[Entries from a dataset]
──────────────────────────────

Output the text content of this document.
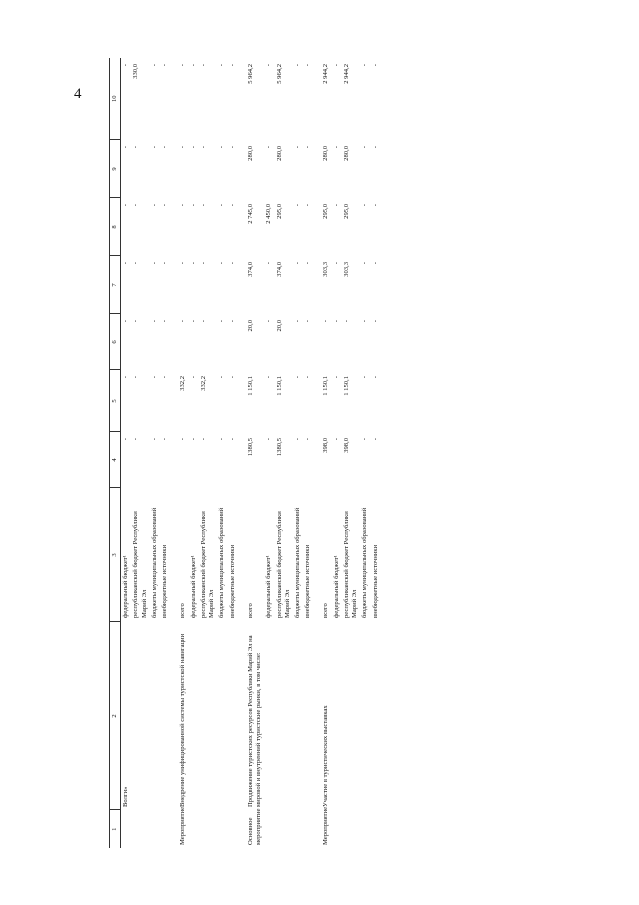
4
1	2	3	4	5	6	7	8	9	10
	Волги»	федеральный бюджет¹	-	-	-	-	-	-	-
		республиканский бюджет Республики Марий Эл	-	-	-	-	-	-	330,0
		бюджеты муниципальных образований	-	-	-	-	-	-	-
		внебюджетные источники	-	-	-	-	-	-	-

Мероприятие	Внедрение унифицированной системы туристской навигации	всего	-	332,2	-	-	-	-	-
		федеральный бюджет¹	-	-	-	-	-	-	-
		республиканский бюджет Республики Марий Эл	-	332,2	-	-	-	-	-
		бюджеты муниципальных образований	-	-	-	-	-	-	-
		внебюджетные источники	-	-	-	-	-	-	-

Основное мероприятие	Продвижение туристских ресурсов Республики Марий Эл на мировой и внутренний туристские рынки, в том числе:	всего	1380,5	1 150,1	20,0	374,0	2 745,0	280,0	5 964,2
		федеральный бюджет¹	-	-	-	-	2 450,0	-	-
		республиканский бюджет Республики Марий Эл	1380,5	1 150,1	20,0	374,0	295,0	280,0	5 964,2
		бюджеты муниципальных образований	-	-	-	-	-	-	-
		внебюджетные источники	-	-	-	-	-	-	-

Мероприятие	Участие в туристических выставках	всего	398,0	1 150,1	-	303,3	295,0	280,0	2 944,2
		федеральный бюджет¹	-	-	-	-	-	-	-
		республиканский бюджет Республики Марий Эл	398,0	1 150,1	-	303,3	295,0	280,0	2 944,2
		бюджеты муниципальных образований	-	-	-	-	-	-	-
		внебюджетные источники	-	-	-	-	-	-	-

──────────────────────────────

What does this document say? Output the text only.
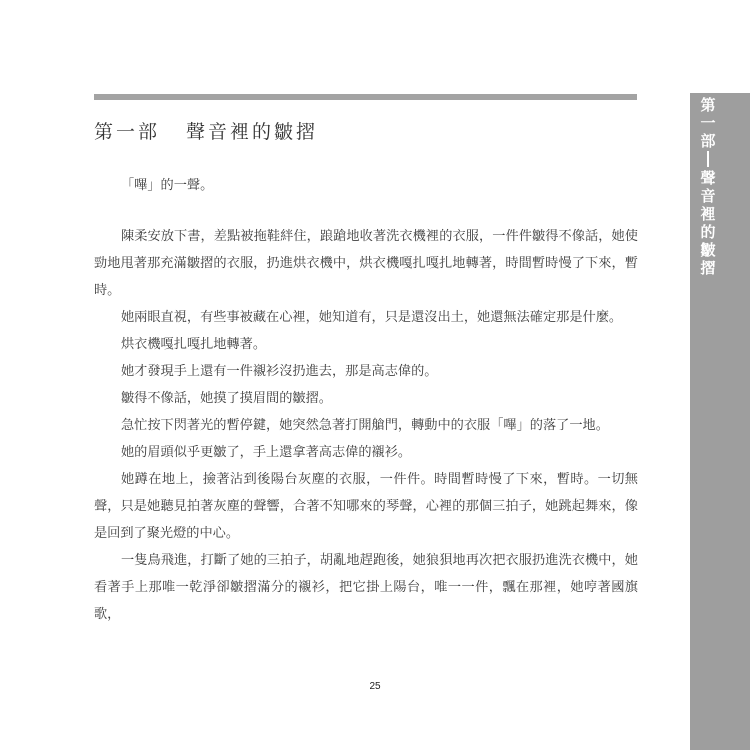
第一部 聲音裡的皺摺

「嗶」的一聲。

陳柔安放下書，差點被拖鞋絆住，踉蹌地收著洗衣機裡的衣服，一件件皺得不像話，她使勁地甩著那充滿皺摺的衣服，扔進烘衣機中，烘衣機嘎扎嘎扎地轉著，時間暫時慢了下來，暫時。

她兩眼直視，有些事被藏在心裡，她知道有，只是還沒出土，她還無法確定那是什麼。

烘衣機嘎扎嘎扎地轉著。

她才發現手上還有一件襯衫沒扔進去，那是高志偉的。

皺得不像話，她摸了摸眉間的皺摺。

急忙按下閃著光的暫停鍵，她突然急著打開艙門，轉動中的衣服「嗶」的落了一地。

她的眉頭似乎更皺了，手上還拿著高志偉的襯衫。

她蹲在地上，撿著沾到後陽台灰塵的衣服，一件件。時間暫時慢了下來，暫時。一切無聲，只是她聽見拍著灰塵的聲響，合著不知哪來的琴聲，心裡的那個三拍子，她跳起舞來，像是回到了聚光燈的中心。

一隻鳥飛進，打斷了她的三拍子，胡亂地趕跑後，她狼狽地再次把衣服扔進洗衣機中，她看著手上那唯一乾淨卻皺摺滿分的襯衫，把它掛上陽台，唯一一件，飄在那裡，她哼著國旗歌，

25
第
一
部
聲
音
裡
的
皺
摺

──────────────────────────────

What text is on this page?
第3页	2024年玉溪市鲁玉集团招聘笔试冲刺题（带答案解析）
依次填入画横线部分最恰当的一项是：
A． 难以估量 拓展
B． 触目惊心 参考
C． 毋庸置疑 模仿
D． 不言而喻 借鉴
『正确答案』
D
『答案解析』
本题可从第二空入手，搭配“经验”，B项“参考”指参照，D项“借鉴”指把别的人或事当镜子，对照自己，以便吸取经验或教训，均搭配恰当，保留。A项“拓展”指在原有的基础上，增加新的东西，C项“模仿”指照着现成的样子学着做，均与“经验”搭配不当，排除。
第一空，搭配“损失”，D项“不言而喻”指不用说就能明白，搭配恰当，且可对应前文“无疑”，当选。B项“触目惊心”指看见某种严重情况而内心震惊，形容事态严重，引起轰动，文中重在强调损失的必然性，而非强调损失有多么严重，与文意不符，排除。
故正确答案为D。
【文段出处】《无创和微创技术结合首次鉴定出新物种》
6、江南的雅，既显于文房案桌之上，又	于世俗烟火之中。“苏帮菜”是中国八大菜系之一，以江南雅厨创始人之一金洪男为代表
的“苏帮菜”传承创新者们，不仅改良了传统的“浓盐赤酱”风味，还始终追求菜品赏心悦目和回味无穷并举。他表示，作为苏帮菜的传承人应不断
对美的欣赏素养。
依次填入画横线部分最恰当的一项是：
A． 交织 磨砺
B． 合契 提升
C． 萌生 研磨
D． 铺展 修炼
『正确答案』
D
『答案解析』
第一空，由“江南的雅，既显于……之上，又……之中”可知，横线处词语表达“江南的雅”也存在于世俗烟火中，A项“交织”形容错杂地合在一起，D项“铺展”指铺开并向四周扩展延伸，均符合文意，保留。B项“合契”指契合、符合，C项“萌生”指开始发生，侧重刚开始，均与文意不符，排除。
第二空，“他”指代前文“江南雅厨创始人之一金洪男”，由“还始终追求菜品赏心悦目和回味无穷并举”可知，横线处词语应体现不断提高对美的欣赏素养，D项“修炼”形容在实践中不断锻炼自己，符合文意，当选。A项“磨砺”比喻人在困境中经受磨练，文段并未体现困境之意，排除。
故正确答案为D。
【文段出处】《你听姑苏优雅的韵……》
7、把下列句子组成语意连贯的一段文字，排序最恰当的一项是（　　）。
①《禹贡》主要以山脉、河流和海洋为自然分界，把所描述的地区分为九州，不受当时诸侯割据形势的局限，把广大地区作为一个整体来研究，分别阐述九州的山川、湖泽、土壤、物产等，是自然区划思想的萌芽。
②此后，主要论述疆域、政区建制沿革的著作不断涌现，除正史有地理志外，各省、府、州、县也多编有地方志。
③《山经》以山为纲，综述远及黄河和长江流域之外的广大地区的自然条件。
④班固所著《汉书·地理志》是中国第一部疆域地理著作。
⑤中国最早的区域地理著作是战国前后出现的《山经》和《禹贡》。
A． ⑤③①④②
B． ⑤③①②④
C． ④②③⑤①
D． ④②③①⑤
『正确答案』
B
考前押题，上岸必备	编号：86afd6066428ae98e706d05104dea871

──────────────────────────────

# STATED EXERCISE:
Copy every line above that includes the string "бюджет¹".

# THE OUTPUT:
	Волги»	федеральный бюджет¹	-	-	-	-	-	-	-
		федеральный бюджет¹	-	-	-	-	-	-	-
		федеральный бюджет¹	-	-	-	-	2 450,0	-	-
		федеральный бюджет¹	-	-	-	-	-	-	-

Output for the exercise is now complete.